**Exercise prompt**
Each line that holds the word "York" should be returned.
======== Task material
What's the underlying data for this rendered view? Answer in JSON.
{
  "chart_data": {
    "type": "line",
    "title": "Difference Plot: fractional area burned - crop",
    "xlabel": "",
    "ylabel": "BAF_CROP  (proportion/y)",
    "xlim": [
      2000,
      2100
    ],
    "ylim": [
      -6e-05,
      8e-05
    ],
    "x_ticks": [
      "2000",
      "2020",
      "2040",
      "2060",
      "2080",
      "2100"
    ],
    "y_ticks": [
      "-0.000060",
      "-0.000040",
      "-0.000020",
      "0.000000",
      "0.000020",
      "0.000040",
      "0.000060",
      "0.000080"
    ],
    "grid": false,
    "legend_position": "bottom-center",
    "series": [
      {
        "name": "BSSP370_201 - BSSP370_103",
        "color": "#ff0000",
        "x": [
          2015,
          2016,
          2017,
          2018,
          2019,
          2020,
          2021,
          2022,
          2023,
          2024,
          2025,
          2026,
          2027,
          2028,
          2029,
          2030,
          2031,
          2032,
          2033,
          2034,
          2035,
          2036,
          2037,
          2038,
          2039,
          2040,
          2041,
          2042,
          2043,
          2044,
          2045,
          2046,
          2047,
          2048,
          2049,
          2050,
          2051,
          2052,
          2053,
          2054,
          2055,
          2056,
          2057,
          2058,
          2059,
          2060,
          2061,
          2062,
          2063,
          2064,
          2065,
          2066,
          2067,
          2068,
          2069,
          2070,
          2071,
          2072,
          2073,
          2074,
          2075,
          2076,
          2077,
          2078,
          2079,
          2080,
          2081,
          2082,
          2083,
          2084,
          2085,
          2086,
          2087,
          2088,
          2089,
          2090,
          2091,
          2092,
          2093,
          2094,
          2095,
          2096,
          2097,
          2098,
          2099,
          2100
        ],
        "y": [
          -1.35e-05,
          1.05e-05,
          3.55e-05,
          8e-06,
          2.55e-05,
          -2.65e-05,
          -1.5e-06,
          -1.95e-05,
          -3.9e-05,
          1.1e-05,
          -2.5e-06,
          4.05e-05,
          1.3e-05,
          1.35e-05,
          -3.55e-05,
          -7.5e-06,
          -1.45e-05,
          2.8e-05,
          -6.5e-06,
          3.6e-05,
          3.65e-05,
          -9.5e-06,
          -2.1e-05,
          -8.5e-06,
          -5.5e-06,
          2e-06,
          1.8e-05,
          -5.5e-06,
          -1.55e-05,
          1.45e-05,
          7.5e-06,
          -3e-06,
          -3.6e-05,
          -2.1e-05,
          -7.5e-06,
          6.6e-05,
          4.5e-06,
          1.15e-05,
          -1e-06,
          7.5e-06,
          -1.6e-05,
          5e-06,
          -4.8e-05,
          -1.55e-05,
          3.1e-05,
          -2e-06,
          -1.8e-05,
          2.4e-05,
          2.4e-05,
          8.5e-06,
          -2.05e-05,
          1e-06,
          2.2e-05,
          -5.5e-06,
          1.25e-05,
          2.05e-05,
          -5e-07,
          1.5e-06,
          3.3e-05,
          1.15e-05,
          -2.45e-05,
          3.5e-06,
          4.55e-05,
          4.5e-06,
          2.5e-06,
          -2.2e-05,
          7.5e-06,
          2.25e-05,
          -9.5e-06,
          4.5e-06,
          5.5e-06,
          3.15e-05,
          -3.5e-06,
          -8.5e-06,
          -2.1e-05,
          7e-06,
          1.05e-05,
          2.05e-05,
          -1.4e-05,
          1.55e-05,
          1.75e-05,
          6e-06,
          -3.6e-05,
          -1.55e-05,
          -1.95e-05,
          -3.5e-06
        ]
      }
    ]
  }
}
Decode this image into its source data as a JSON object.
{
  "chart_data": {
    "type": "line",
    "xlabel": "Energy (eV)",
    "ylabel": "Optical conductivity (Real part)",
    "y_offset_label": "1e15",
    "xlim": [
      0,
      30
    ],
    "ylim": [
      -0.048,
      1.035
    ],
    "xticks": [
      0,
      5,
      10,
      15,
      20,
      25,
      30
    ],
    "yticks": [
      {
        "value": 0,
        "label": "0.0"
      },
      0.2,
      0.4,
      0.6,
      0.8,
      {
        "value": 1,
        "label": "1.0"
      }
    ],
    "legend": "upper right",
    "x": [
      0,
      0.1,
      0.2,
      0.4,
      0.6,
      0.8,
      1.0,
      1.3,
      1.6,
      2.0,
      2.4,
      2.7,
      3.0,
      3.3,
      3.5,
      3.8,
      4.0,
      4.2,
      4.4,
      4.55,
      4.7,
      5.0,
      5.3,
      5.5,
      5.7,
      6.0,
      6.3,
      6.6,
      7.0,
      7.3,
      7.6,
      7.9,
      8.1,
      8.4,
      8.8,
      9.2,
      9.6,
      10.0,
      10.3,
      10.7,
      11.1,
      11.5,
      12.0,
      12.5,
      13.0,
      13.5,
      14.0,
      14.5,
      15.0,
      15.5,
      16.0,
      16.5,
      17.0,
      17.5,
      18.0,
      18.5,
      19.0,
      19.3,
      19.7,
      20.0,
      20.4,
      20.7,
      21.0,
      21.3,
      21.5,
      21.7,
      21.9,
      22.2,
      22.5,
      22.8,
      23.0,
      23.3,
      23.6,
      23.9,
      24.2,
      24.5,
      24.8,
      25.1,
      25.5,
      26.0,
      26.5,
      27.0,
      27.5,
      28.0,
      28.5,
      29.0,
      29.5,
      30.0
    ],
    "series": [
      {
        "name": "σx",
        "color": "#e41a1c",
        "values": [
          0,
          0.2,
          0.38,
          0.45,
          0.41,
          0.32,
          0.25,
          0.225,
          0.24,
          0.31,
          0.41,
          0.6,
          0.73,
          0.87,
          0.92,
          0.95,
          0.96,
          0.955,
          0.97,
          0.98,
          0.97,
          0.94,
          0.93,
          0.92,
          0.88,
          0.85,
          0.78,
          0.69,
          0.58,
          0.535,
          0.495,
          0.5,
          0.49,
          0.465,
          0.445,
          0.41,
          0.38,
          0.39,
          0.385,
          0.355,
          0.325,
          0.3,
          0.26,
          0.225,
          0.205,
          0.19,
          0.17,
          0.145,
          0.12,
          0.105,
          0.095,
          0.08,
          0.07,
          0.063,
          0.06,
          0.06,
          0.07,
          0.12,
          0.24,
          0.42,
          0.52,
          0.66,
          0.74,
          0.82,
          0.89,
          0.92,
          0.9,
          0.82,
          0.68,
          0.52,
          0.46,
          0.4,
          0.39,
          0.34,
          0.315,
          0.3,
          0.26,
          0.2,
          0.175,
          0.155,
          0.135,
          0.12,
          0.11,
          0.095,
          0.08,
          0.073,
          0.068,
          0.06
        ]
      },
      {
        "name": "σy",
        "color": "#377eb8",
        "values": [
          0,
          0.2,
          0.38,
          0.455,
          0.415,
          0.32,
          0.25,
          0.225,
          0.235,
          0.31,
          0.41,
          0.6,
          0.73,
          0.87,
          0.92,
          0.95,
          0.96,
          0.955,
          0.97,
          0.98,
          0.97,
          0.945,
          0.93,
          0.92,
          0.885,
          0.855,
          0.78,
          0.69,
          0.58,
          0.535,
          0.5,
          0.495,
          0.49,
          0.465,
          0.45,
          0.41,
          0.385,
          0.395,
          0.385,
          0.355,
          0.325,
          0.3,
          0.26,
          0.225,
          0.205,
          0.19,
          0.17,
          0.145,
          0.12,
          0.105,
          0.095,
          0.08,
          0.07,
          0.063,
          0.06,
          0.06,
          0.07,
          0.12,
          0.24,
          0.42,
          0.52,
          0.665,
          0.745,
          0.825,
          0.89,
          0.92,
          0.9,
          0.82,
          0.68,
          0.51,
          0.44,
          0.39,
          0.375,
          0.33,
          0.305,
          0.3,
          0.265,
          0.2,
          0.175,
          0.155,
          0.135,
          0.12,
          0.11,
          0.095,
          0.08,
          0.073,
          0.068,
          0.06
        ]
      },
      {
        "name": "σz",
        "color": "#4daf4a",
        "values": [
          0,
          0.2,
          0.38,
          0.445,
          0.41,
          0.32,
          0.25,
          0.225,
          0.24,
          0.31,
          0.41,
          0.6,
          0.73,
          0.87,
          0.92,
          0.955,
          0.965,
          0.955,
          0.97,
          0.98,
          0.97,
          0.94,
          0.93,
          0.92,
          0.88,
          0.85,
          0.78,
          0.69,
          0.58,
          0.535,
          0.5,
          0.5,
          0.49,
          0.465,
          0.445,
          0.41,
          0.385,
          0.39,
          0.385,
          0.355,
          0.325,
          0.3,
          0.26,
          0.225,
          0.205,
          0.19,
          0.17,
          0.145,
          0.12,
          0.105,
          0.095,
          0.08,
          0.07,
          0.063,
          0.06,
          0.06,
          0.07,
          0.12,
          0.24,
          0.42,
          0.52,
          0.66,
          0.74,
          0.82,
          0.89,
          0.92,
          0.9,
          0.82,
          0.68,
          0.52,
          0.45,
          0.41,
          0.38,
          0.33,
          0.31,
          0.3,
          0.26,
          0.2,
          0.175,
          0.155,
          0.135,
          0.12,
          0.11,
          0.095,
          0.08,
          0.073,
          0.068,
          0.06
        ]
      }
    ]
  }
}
================
======== Task material
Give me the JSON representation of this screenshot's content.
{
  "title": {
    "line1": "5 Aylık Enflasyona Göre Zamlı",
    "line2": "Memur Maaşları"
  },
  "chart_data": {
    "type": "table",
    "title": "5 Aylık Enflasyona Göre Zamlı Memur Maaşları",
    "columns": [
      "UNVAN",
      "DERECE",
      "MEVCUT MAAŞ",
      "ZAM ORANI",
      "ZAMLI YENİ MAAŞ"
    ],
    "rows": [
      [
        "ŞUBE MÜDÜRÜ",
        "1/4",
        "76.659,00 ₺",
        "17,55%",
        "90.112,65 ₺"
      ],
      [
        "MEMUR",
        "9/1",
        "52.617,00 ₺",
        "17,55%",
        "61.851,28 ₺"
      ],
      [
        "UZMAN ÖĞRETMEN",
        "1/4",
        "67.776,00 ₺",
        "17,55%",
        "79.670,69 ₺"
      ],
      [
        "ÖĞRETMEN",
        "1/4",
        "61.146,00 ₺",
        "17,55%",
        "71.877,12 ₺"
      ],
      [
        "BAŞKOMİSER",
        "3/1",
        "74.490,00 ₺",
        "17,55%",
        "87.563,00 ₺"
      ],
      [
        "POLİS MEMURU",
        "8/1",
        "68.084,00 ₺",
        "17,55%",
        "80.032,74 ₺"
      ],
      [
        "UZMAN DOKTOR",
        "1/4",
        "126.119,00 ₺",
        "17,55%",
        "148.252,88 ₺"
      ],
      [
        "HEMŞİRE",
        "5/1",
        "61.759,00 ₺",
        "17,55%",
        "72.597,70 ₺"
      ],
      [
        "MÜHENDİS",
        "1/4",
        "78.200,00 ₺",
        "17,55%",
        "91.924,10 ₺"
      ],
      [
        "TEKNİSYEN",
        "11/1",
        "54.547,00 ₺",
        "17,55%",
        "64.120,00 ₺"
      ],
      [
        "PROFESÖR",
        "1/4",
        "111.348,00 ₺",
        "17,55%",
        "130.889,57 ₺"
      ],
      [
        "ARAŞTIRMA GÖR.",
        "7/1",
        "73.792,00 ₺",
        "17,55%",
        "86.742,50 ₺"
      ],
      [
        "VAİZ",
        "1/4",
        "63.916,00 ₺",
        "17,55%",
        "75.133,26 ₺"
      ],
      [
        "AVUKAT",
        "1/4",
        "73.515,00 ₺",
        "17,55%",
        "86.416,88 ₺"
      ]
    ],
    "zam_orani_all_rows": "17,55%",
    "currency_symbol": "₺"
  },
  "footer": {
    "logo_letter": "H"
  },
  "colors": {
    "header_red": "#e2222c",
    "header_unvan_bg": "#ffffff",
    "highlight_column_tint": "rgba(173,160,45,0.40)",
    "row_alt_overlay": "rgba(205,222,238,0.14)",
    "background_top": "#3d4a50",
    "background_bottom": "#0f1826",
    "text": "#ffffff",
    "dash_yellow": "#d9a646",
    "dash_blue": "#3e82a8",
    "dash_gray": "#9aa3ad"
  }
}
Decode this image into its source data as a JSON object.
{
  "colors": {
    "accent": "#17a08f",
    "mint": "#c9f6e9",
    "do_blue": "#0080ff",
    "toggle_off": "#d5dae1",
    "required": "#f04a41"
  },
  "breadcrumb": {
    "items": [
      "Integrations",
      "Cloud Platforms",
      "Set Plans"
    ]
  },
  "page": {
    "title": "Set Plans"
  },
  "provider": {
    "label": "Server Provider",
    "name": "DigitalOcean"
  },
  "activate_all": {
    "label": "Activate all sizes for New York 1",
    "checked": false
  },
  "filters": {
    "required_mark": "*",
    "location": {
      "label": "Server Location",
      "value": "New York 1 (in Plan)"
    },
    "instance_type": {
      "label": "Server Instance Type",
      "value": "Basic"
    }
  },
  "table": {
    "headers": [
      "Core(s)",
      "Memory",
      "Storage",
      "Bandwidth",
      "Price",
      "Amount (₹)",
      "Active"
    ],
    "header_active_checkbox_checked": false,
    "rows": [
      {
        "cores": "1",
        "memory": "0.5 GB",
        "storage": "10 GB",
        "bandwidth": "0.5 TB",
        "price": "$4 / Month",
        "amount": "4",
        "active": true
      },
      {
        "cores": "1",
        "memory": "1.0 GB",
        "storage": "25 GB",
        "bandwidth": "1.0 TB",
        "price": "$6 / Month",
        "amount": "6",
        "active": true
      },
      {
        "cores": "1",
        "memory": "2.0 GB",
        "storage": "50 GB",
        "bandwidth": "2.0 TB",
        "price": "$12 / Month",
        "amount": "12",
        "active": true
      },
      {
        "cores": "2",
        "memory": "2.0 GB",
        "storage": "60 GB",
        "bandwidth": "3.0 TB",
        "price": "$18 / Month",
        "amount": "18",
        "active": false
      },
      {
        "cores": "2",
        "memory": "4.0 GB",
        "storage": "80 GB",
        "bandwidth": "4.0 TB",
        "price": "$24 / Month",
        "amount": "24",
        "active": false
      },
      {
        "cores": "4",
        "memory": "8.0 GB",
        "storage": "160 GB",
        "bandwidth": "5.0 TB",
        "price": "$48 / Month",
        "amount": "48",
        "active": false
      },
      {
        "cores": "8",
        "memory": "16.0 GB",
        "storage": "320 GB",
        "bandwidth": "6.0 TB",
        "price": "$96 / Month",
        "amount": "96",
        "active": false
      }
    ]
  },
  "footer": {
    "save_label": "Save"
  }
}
================
**Task result**
    "label": "Activate all sizes for New York 1",
      "value": "New York 1 (in Plan)"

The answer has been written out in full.